**The request:** Of the lines in these entries, how many contain the string "Projekcija"? Give the number and nothing else.

*** Information shown ***

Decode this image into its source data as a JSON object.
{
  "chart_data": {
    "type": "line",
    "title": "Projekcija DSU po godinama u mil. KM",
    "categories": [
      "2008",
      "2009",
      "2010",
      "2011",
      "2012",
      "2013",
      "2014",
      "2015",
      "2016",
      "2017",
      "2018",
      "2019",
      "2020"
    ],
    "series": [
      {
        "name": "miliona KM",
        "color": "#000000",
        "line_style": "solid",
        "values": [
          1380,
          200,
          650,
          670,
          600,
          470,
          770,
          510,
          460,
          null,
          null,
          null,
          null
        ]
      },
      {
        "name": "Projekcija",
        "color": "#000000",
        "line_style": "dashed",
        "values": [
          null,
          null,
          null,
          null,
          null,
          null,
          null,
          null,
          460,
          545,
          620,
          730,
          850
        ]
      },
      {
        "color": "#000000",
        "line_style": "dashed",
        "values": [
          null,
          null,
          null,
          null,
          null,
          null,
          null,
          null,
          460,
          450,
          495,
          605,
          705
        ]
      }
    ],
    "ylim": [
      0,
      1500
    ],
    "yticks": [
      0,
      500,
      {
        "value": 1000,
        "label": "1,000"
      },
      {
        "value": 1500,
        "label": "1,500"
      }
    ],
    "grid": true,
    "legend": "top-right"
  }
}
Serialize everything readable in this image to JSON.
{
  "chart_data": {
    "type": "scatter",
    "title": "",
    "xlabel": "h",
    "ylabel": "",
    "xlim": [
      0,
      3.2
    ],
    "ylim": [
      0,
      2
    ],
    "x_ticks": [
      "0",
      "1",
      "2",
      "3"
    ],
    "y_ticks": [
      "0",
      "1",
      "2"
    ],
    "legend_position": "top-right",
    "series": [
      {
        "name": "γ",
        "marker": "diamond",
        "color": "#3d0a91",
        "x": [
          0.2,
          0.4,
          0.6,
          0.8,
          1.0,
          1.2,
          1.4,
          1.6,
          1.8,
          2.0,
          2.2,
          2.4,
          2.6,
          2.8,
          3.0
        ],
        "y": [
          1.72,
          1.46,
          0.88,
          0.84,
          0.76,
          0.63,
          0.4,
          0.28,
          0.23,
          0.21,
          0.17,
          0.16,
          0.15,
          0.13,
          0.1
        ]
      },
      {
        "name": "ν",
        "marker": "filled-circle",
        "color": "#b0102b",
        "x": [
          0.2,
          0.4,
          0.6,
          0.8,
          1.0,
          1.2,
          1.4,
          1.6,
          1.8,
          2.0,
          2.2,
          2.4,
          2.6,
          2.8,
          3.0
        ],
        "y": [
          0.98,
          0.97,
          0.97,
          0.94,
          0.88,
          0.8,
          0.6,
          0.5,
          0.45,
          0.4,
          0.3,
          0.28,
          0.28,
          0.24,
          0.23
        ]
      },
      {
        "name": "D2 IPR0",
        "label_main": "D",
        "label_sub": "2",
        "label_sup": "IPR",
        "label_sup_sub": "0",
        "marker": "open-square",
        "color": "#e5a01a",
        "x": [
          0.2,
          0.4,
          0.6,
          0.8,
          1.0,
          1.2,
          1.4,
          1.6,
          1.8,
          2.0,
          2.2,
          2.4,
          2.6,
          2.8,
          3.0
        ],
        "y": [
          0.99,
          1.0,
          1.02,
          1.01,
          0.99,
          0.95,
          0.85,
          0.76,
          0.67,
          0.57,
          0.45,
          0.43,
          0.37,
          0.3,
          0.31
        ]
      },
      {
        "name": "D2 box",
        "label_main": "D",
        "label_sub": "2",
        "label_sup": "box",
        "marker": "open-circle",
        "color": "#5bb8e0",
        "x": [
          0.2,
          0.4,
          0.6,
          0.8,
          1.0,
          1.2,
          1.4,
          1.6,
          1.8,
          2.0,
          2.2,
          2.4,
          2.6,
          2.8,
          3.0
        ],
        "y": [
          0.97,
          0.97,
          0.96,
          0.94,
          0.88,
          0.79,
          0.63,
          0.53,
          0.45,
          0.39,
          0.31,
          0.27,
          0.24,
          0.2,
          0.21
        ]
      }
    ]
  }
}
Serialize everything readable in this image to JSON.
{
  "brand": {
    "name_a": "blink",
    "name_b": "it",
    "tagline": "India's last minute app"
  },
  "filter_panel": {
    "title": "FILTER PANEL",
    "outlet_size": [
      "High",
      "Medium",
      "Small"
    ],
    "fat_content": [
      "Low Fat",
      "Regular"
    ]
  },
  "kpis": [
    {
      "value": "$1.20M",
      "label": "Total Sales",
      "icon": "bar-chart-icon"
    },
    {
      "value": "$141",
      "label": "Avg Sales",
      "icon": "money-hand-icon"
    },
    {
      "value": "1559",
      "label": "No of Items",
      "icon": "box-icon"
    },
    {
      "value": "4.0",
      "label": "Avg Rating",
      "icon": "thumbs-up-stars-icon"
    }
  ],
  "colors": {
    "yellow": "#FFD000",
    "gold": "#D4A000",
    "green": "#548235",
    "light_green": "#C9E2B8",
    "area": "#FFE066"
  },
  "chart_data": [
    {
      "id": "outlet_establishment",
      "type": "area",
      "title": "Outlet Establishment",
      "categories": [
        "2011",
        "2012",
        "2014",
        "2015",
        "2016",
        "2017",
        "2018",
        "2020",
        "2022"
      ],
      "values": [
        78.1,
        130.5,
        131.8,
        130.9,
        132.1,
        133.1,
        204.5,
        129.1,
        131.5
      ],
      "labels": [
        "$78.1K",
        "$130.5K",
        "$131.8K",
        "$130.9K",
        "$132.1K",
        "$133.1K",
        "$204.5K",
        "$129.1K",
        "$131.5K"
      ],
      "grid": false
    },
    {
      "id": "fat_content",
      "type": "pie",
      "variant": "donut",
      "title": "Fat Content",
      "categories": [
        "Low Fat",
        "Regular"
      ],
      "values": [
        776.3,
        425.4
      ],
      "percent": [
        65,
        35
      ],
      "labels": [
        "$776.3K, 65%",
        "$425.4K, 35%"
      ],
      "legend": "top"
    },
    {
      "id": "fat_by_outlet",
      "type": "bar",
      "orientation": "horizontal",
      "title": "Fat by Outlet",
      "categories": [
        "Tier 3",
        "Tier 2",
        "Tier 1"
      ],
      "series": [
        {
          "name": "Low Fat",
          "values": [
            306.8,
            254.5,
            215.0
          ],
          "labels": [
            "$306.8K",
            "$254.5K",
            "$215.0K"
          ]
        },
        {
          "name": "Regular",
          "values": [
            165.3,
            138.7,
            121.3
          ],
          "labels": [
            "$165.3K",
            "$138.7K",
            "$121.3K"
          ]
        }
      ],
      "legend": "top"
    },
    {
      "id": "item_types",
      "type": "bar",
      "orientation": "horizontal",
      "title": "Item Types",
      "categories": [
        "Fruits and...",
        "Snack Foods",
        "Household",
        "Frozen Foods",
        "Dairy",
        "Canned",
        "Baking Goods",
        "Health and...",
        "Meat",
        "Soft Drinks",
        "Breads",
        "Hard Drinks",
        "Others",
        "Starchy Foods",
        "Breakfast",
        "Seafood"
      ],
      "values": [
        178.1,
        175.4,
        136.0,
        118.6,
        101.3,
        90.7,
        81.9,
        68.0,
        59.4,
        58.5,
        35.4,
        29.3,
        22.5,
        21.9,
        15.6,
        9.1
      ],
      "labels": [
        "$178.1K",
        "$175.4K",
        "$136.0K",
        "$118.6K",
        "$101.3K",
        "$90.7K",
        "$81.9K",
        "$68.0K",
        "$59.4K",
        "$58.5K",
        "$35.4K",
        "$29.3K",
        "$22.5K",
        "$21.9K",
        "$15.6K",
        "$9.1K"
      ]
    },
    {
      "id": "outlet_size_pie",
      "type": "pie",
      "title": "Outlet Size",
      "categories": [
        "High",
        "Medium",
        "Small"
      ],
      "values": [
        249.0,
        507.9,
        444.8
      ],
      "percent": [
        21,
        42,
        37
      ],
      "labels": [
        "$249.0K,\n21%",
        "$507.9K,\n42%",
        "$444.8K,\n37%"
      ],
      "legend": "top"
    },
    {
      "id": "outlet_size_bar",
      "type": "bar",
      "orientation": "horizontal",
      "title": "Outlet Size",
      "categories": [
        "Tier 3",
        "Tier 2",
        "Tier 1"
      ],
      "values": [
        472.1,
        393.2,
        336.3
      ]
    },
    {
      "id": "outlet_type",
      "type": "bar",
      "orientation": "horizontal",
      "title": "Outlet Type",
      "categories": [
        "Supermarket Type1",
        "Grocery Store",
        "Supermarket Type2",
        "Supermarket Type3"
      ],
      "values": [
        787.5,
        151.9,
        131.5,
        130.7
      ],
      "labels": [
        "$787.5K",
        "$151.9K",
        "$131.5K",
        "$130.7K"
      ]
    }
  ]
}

***

**Output of the task:** 2